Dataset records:
▽

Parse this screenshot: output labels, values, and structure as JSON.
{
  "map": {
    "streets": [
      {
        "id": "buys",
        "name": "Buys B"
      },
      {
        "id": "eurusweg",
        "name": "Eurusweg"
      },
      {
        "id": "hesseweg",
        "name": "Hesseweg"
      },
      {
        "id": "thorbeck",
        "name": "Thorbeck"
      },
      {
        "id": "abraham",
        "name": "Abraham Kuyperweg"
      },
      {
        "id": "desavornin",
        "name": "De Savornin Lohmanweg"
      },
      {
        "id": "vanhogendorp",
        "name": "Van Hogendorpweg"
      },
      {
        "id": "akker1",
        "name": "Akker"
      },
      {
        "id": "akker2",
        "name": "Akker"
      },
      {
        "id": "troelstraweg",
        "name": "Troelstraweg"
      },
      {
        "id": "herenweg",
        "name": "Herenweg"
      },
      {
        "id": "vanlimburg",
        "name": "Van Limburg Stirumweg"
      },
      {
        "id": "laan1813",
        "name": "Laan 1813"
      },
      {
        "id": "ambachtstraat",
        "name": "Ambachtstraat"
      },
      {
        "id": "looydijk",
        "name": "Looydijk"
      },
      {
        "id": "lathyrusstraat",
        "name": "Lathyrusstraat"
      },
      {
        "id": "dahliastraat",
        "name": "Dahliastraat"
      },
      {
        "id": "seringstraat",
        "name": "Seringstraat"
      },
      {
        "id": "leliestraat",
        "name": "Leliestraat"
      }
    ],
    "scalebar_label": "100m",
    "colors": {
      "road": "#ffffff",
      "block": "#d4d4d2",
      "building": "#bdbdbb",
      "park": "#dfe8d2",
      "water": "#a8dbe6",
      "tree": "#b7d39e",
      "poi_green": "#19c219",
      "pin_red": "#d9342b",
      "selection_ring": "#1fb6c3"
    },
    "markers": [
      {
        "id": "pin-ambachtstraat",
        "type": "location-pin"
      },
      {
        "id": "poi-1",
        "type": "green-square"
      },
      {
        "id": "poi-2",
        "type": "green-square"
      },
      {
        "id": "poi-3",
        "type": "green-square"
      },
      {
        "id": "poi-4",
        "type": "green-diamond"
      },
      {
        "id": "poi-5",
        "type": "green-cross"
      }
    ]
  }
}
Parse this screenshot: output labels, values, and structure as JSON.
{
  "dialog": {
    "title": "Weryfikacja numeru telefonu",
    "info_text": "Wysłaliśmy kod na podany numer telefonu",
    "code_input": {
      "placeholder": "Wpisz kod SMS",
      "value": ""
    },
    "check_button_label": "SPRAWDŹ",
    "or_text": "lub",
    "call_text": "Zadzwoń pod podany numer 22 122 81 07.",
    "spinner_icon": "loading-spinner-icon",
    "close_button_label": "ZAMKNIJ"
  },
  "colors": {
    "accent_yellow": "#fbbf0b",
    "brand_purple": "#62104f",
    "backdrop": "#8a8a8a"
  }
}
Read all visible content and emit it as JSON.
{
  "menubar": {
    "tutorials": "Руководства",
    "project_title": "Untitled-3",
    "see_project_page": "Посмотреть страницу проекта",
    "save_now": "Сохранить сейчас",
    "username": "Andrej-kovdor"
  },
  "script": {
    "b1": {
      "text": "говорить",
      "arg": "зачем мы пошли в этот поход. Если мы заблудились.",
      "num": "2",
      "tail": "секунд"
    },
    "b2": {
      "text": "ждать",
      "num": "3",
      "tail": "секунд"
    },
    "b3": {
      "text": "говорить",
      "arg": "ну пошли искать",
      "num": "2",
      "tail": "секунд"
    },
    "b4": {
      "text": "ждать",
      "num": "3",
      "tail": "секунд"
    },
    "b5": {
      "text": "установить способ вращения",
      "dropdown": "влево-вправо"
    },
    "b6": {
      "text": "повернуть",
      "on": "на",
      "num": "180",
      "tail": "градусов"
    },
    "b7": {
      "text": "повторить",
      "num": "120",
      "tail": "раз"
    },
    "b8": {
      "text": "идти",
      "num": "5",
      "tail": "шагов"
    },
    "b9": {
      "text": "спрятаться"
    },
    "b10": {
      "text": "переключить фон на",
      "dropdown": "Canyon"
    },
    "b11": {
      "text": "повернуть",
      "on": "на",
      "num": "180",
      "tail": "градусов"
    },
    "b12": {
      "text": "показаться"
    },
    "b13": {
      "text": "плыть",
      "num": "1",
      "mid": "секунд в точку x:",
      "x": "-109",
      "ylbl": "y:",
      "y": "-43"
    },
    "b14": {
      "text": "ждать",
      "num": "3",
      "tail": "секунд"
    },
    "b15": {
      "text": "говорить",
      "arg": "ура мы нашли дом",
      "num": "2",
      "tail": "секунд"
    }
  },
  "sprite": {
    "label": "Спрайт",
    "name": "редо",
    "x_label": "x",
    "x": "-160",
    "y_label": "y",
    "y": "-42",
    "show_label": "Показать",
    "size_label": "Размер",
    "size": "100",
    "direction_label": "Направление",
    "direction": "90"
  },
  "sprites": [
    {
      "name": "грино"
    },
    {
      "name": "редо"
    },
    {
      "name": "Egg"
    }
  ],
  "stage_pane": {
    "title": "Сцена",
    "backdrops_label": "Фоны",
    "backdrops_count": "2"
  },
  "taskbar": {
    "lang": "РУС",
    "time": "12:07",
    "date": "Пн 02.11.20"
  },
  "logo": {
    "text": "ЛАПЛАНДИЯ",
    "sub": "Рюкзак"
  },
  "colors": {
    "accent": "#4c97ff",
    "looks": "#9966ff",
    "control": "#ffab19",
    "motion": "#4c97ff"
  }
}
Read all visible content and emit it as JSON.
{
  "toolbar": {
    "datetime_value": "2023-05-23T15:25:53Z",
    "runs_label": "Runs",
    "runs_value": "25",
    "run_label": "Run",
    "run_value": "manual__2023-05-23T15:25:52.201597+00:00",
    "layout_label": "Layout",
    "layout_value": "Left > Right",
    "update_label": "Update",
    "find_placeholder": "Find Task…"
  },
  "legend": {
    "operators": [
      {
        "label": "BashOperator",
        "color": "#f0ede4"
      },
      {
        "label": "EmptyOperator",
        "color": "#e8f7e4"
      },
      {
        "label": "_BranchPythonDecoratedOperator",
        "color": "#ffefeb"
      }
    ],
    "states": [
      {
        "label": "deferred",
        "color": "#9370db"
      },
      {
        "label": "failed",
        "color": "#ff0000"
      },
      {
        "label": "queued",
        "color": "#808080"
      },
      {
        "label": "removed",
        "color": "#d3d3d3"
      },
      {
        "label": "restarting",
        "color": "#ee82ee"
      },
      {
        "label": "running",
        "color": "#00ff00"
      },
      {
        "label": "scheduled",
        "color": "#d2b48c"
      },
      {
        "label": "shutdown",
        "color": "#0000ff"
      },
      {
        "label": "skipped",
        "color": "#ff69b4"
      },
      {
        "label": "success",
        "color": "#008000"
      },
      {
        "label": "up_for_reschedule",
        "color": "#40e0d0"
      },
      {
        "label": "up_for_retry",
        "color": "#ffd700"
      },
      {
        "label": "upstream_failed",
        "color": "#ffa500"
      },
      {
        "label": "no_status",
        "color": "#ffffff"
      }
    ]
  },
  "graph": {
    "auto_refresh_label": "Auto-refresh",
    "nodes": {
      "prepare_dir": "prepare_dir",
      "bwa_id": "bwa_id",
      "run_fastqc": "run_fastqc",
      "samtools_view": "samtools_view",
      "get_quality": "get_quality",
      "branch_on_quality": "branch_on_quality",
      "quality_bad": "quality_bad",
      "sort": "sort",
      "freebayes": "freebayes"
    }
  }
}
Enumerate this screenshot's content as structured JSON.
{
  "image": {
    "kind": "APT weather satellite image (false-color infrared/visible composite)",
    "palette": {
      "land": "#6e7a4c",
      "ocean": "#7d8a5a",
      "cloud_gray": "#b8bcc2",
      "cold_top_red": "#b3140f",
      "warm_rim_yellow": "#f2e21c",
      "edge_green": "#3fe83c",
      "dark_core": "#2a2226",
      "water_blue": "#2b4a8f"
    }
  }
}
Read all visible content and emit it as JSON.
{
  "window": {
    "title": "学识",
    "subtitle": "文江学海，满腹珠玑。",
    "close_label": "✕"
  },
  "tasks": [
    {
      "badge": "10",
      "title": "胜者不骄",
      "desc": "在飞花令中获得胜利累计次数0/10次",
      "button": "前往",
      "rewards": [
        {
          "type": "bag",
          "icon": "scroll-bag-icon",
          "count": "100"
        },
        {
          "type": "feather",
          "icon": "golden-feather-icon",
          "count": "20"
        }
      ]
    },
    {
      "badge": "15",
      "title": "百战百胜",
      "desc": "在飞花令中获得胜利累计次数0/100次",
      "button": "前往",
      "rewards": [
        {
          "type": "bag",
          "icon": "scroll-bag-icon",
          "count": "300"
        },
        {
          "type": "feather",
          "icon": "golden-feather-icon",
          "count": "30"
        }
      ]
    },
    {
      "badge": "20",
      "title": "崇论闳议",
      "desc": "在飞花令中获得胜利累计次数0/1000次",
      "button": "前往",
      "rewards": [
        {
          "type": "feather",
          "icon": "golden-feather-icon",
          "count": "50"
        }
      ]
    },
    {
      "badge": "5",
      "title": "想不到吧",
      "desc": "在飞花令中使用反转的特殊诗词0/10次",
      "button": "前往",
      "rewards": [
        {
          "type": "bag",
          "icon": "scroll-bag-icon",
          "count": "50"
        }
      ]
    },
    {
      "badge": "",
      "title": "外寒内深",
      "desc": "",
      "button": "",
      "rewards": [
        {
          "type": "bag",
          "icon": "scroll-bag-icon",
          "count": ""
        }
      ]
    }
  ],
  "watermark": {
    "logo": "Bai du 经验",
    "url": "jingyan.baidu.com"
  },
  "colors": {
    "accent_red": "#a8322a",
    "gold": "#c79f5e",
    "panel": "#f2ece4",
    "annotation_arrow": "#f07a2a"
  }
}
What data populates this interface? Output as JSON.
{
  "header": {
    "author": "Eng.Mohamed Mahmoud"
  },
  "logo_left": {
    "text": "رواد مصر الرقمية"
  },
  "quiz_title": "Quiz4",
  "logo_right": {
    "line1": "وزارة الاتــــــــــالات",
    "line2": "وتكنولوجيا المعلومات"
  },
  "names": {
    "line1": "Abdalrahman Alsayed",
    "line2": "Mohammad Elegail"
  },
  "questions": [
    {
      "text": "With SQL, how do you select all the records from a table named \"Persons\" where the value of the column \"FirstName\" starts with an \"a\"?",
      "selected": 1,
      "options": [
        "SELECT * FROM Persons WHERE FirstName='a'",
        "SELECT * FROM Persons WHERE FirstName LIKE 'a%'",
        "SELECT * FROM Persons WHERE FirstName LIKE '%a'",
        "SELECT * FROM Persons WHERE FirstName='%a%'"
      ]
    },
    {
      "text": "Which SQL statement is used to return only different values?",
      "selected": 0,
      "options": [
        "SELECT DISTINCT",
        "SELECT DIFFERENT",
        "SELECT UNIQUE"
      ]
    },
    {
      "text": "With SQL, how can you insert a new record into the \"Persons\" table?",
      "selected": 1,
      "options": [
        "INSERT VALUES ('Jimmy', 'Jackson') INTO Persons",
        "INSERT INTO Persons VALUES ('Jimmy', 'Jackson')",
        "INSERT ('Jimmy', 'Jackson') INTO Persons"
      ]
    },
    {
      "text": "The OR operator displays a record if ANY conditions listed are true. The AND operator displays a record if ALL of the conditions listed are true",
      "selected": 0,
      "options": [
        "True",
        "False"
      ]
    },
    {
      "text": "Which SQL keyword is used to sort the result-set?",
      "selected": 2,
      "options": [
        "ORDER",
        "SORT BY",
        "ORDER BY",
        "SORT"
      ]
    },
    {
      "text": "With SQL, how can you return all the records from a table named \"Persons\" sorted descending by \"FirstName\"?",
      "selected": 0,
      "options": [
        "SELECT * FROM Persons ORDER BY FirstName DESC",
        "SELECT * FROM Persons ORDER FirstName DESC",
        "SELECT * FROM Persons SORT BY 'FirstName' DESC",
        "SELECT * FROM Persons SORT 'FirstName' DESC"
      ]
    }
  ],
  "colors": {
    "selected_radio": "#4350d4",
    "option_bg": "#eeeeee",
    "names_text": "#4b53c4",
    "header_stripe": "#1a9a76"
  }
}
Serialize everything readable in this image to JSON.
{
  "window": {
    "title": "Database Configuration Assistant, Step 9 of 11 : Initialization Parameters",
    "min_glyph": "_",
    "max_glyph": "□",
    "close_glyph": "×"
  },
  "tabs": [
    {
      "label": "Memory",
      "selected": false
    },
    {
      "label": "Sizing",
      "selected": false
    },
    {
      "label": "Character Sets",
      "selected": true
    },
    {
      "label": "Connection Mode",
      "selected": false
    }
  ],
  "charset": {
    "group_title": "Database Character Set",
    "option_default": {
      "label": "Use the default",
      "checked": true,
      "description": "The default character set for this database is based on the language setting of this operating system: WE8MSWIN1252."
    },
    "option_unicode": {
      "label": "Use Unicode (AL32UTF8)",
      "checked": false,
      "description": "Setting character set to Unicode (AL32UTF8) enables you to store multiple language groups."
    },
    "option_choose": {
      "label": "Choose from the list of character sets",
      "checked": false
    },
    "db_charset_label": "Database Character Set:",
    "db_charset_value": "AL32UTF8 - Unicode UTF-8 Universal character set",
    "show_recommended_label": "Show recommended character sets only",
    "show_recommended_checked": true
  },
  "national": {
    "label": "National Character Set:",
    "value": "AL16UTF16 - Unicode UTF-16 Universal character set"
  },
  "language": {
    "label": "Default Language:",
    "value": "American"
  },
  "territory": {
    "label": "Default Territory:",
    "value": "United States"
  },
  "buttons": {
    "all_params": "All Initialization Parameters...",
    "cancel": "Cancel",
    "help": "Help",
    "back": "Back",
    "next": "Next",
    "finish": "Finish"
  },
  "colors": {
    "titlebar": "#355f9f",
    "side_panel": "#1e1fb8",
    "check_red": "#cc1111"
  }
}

△

Check each line of the records for the word "named", and show the lines that contain it.

■ Result of this task:
      "text": "With SQL, how do you select all the records from a table named \"Persons\" where the value of the column \"FirstName\" starts with an \"a\"?",
      "text": "With SQL, how can you return all the records from a table named \"Persons\" sorted descending by \"FirstName\"?",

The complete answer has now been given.